_PROBLEM REQUIREMENTS_. Leave out the pictures and transcribe the rest of the records exactly.
══ DATA ENTRIES
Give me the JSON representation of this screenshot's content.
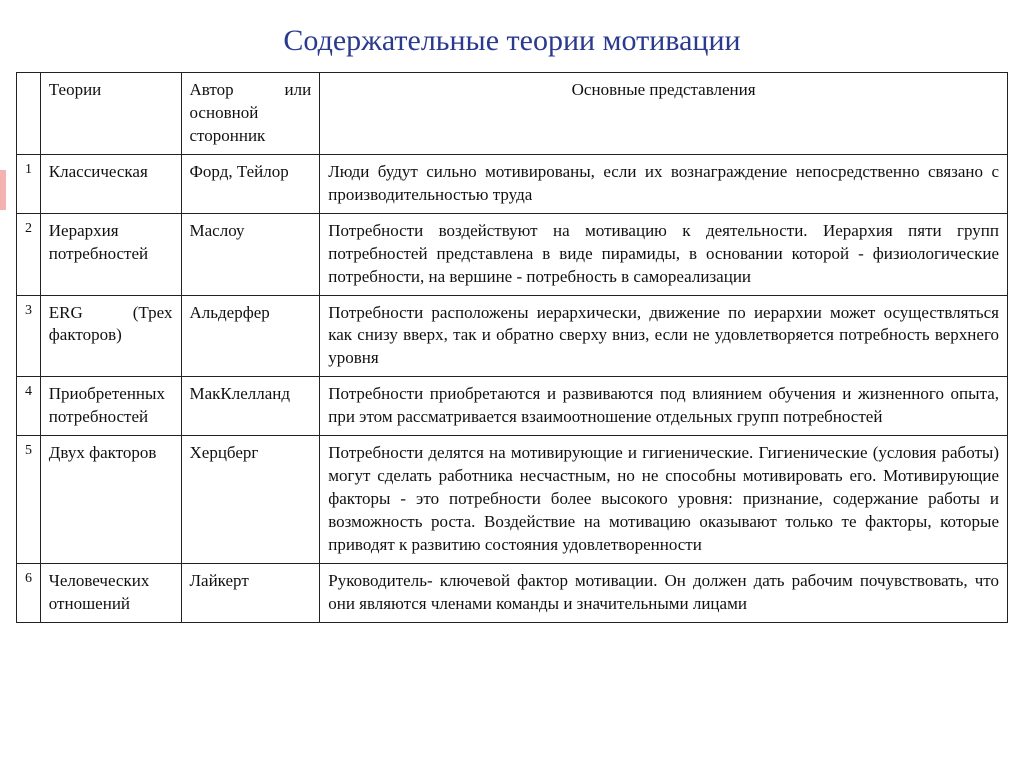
{
  "title": "Содержательные теории мотивации",
  "title_color": "#2a3a8f",
  "title_fontsize": 30,
  "body_fontsize": 17,
  "border_color": "#222222",
  "background_color": "#ffffff",
  "columns": {
    "num": "",
    "theory": "Теории",
    "author": "Автор или основной сторонник",
    "desc": "Основные представления"
  },
  "column_widths_pct": {
    "num": 2.4,
    "theory": 14.2,
    "author": 14.0,
    "desc": 69.4
  },
  "rows": [
    {
      "n": "1",
      "theory": "Классическая",
      "author": "Форд, Тейлор",
      "desc": "Люди будут сильно мотивированы, если их вознаграждение непосредственно связано с производительностью труда"
    },
    {
      "n": "2",
      "theory": "Иерархия потребностей",
      "author": "Маслоу",
      "desc": "Потребности воздействуют на мотивацию к деятельности. Иерархия пяти групп потребностей представлена в виде пирамиды, в основании которой - физиологические потребности, на вершине - потребность в самореализации"
    },
    {
      "n": "3",
      "theory": "ERG (Трех факторов)",
      "author": "Альдерфер",
      "desc": "Потребности расположены иерархически, движение по иерархии может осуществляться как снизу вверх, так и обратно сверху вниз, если не удовлетворяется потребность верхнего уровня"
    },
    {
      "n": "4",
      "theory": "Приобретенных потреб­ностей",
      "author": "МакКлелланд",
      "desc": "Потребности приобретаются и развиваются под влиянием обучения и жизненного опыта, при этом рассматривается взаимоотношение отдельных групп потребностей"
    },
    {
      "n": "5",
      "theory": "Двух факторов",
      "author": "Херцберг",
      "desc": "Потребности делятся на мотивирующие и гигиенические. Гигиенические (условия работы) могут сделать работника несчастным, но не способны мотивировать его. Мотивирующие факторы - это потребности более высокого уровня: признание, содержание работы и возможность роста. Воздействие на мотивацию оказывают только те факторы, которые приводят к развитию состояния удовлетворенности"
    },
    {
      "n": "6",
      "theory": "Человеческих отношений",
      "author": "Лайкерт",
      "desc": "Руководитель- ключевой фактор мотивации. Он должен дать рабочим почувствовать, что они являются членами команды и значительными лицами"
    }
  ]
}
════
_IN RESPONSE_.
Give me the JSON representation of this screenshot's content.
{
  "title": "Содержательные теории мотивации",
  "title_color": "#2a3a8f",
  "title_fontsize": 30,
  "body_fontsize": 17,
  "border_color": "#222222",
  "background_color": "#ffffff",
  "columns": {
    "num": "",
    "theory": "Теории",
    "author": "Автор или основной сторонник",
    "desc": "Основные представления"
  },
  "column_widths_pct": {
    "num": 2.4,
    "theory": 14.2,
    "author": 14.0,
    "desc": 69.4
  },
  "rows": [
    {
      "n": "1",
      "theory": "Классическая",
      "author": "Форд, Тейлор",
      "desc": "Люди будут сильно мотивированы, если их вознаграждение непосредственно связано с производительностью труда"
    },
    {
      "n": "2",
      "theory": "Иерархия потребностей",
      "author": "Маслоу",
      "desc": "Потребности воздействуют на мотивацию к деятельности. Иерархия пяти групп потребностей представлена в виде пирамиды, в основании которой - физиологические потребности, на вершине - потребность в самореализации"
    },
    {
      "n": "3",
      "theory": "ERG (Трех факторов)",
      "author": "Альдерфер",
      "desc": "Потребности расположены иерархически, движение по иерархии может осуществляться как снизу вверх, так и обратно сверху вниз, если не удовлетворяется потребность верхнего уровня"
    },
    {
      "n": "4",
      "theory": "Приобретенных потреб­ностей",
      "author": "МакКлелланд",
      "desc": "Потребности приобретаются и развиваются под влиянием обучения и жизненного опыта, при этом рассматривается взаимоотношение отдельных групп потребностей"
    },
    {
      "n": "5",
      "theory": "Двух факторов",
      "author": "Херцберг",
      "desc": "Потребности делятся на мотивирующие и гигиенические. Гигиенические (условия работы) могут сделать работника несчастным, но не способны мотивировать его. Мотивирующие факторы - это потребности более высокого уровня: признание, содержание работы и возможность роста. Воздействие на мотивацию оказывают только те факторы, которые приводят к развитию состояния удовлетворенности"
    },
    {
      "n": "6",
      "theory": "Человеческих отношений",
      "author": "Лайкерт",
      "desc": "Руководитель- ключевой фактор мотивации. Он должен дать рабочим почувствовать, что они являются членами команды и значительными лицами"
    }
  ]
}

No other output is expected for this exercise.